### Stated goal
Here are some entries; quote each one exactly.

--- Start of Provided information ---

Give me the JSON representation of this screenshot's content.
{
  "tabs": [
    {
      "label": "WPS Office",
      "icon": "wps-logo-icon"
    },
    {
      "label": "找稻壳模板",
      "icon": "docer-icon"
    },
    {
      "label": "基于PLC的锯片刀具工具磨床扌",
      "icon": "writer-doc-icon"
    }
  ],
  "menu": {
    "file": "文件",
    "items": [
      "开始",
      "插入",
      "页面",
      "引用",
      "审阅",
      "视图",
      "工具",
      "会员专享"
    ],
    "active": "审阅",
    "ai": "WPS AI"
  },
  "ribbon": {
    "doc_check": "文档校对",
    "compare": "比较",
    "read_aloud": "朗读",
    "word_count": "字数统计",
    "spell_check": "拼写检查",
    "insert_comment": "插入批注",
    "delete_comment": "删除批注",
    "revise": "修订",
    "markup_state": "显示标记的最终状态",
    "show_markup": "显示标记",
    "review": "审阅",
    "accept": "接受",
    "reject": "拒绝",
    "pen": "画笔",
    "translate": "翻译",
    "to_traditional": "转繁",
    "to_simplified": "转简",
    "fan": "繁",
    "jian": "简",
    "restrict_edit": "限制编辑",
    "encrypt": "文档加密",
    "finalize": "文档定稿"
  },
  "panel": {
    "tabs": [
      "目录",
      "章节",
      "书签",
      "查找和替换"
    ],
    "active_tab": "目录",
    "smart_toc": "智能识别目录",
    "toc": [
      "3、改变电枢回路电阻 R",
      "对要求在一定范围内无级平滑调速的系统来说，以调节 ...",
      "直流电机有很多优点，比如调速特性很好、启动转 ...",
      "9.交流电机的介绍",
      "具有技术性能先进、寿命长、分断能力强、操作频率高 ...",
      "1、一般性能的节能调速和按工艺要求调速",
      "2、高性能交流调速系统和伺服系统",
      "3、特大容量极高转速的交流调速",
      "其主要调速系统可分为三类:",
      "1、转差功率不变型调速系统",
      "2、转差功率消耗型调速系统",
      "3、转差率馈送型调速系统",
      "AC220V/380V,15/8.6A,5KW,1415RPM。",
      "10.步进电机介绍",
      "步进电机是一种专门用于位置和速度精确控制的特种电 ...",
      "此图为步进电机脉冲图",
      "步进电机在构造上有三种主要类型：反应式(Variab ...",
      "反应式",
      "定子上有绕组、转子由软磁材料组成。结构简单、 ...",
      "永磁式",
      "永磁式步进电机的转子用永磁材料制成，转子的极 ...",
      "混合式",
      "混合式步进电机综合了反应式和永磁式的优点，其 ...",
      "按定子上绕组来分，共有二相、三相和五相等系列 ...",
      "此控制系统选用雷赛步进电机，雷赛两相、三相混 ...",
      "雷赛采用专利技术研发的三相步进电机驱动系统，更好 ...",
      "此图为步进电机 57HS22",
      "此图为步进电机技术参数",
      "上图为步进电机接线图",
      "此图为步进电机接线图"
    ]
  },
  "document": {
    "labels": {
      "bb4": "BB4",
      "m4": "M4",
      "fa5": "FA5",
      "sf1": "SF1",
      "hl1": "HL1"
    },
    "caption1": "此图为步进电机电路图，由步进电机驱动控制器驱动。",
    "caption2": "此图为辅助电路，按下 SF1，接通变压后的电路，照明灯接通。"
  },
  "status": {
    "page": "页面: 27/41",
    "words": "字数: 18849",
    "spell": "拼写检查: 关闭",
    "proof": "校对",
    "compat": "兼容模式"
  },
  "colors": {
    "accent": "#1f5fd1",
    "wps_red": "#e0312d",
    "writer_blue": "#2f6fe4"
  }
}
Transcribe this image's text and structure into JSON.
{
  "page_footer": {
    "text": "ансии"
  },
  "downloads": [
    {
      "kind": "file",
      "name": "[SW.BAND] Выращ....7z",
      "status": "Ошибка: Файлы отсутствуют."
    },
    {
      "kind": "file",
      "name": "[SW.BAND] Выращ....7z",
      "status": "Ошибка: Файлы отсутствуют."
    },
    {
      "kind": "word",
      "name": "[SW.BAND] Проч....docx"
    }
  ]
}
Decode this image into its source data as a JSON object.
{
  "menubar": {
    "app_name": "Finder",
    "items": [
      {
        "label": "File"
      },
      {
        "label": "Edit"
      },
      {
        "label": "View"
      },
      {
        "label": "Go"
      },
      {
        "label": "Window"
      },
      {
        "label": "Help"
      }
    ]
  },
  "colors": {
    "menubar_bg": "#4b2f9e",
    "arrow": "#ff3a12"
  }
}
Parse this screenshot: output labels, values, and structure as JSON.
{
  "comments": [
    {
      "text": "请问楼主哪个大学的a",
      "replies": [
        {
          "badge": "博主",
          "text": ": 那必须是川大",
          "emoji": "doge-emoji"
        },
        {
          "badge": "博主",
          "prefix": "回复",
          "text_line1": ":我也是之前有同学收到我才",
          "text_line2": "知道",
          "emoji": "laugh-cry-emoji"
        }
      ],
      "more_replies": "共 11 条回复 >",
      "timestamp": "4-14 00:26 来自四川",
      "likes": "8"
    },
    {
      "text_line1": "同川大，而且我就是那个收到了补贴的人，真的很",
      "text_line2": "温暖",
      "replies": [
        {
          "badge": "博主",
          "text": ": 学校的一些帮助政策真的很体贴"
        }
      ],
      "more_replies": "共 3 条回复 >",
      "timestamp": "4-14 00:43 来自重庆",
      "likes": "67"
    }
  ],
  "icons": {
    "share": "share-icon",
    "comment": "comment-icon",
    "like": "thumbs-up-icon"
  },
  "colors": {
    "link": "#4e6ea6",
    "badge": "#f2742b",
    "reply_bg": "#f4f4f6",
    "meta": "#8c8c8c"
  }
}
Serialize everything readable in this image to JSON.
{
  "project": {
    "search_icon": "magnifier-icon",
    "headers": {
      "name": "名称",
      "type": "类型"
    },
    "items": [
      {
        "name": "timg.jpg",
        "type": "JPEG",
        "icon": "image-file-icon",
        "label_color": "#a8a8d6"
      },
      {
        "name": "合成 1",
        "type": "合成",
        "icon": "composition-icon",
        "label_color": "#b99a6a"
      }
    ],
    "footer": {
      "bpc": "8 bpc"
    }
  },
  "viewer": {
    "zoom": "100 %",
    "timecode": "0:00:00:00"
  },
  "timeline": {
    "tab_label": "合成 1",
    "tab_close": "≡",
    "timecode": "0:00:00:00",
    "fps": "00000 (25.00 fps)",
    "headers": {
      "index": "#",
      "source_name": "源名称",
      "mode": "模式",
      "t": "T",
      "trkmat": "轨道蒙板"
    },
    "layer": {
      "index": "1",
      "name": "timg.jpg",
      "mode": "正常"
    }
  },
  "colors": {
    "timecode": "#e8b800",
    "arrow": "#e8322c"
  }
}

--- End of Provided information ---

### Final answer
Give me the JSON representation of this screenshot's content.
{
  "tabs": [
    {
      "label": "WPS Office",
      "icon": "wps-logo-icon"
    },
    {
      "label": "找稻壳模板",
      "icon": "docer-icon"
    },
    {
      "label": "基于PLC的锯片刀具工具磨床扌",
      "icon": "writer-doc-icon"
    }
  ],
  "menu": {
    "file": "文件",
    "items": [
      "开始",
      "插入",
      "页面",
      "引用",
      "审阅",
      "视图",
      "工具",
      "会员专享"
    ],
    "active": "审阅",
    "ai": "WPS AI"
  },
  "ribbon": {
    "doc_check": "文档校对",
    "compare": "比较",
    "read_aloud": "朗读",
    "word_count": "字数统计",
    "spell_check": "拼写检查",
    "insert_comment": "插入批注",
    "delete_comment": "删除批注",
    "revise": "修订",
    "markup_state": "显示标记的最终状态",
    "show_markup": "显示标记",
    "review": "审阅",
    "accept": "接受",
    "reject": "拒绝",
    "pen": "画笔",
    "translate": "翻译",
    "to_traditional": "转繁",
    "to_simplified": "转简",
    "fan": "繁",
    "jian": "简",
    "restrict_edit": "限制编辑",
    "encrypt": "文档加密",
    "finalize": "文档定稿"
  },
  "panel": {
    "tabs": [
      "目录",
      "章节",
      "书签",
      "查找和替换"
    ],
    "active_tab": "目录",
    "smart_toc": "智能识别目录",
    "toc": [
      "3、改变电枢回路电阻 R",
      "对要求在一定范围内无级平滑调速的系统来说，以调节 ...",
      "直流电机有很多优点，比如调速特性很好、启动转 ...",
      "9.交流电机的介绍",
      "具有技术性能先进、寿命长、分断能力强、操作频率高 ...",
      "1、一般性能的节能调速和按工艺要求调速",
      "2、高性能交流调速系统和伺服系统",
      "3、特大容量极高转速的交流调速",
      "其主要调速系统可分为三类:",
      "1、转差功率不变型调速系统",
      "2、转差功率消耗型调速系统",
      "3、转差率馈送型调速系统",
      "AC220V/380V,15/8.6A,5KW,1415RPM。",
      "10.步进电机介绍",
      "步进电机是一种专门用于位置和速度精确控制的特种电 ...",
      "此图为步进电机脉冲图",
      "步进电机在构造上有三种主要类型：反应式(Variab ...",
      "反应式",
      "定子上有绕组、转子由软磁材料组成。结构简单、 ...",
      "永磁式",
      "永磁式步进电机的转子用永磁材料制成，转子的极 ...",
      "混合式",
      "混合式步进电机综合了反应式和永磁式的优点，其 ...",
      "按定子上绕组来分，共有二相、三相和五相等系列 ...",
      "此控制系统选用雷赛步进电机，雷赛两相、三相混 ...",
      "雷赛采用专利技术研发的三相步进电机驱动系统，更好 ...",
      "此图为步进电机 57HS22",
      "此图为步进电机技术参数",
      "上图为步进电机接线图",
      "此图为步进电机接线图"
    ]
  },
  "document": {
    "labels": {
      "bb4": "BB4",
      "m4": "M4",
      "fa5": "FA5",
      "sf1": "SF1",
      "hl1": "HL1"
    },
    "caption1": "此图为步进电机电路图，由步进电机驱动控制器驱动。",
    "caption2": "此图为辅助电路，按下 SF1，接通变压后的电路，照明灯接通。"
  },
  "status": {
    "page": "页面: 27/41",
    "words": "字数: 18849",
    "spell": "拼写检查: 关闭",
    "proof": "校对",
    "compat": "兼容模式"
  },
  "colors": {
    "accent": "#1f5fd1",
    "wps_red": "#e0312d",
    "writer_blue": "#2f6fe4"
  }
}
Transcribe this image's text and structure into JSON.
{
  "page_footer": {
    "text": "ансии"
  },
  "downloads": [
    {
      "kind": "file",
      "name": "[SW.BAND] Выращ....7z",
      "status": "Ошибка: Файлы отсутствуют."
    },
    {
      "kind": "file",
      "name": "[SW.BAND] Выращ....7z",
      "status": "Ошибка: Файлы отсутствуют."
    },
    {
      "kind": "word",
      "name": "[SW.BAND] Проч....docx"
    }
  ]
}
Decode this image into its source data as a JSON object.
{
  "menubar": {
    "app_name": "Finder",
    "items": [
      {
        "label": "File"
      },
      {
        "label": "Edit"
      },
      {
        "label": "View"
      },
      {
        "label": "Go"
      },
      {
        "label": "Window"
      },
      {
        "label": "Help"
      }
    ]
  },
  "colors": {
    "menubar_bg": "#4b2f9e",
    "arrow": "#ff3a12"
  }
}
Parse this screenshot: output labels, values, and structure as JSON.
{
  "comments": [
    {
      "text": "请问楼主哪个大学的a",
      "replies": [
        {
          "badge": "博主",
          "text": ": 那必须是川大",
          "emoji": "doge-emoji"
        },
        {
          "badge": "博主",
          "prefix": "回复",
          "text_line1": ":我也是之前有同学收到我才",
          "text_line2": "知道",
          "emoji": "laugh-cry-emoji"
        }
      ],
      "more_replies": "共 11 条回复 >",
      "timestamp": "4-14 00:26 来自四川",
      "likes": "8"
    },
    {
      "text_line1": "同川大，而且我就是那个收到了补贴的人，真的很",
      "text_line2": "温暖",
      "replies": [
        {
          "badge": "博主",
          "text": ": 学校的一些帮助政策真的很体贴"
        }
      ],
      "more_replies": "共 3 条回复 >",
      "timestamp": "4-14 00:43 来自重庆",
      "likes": "67"
    }
  ],
  "icons": {
    "share": "share-icon",
    "comment": "comment-icon",
    "like": "thumbs-up-icon"
  },
  "colors": {
    "link": "#4e6ea6",
    "badge": "#f2742b",
    "reply_bg": "#f4f4f6",
    "meta": "#8c8c8c"
  }
}
Serialize everything readable in this image to JSON.
{
  "project": {
    "search_icon": "magnifier-icon",
    "headers": {
      "name": "名称",
      "type": "类型"
    },
    "items": [
      {
        "name": "timg.jpg",
        "type": "JPEG",
        "icon": "image-file-icon",
        "label_color": "#a8a8d6"
      },
      {
        "name": "合成 1",
        "type": "合成",
        "icon": "composition-icon",
        "label_color": "#b99a6a"
      }
    ],
    "footer": {
      "bpc": "8 bpc"
    }
  },
  "viewer": {
    "zoom": "100 %",
    "timecode": "0:00:00:00"
  },
  "timeline": {
    "tab_label": "合成 1",
    "tab_close": "≡",
    "timecode": "0:00:00:00",
    "fps": "00000 (25.00 fps)",
    "headers": {
      "index": "#",
      "source_name": "源名称",
      "mode": "模式",
      "t": "T",
      "trkmat": "轨道蒙板"
    },
    "layer": {
      "index": "1",
      "name": "timg.jpg",
      "mode": "正常"
    }
  },
  "colors": {
    "timecode": "#e8b800",
    "arrow": "#e8322c"
  }
}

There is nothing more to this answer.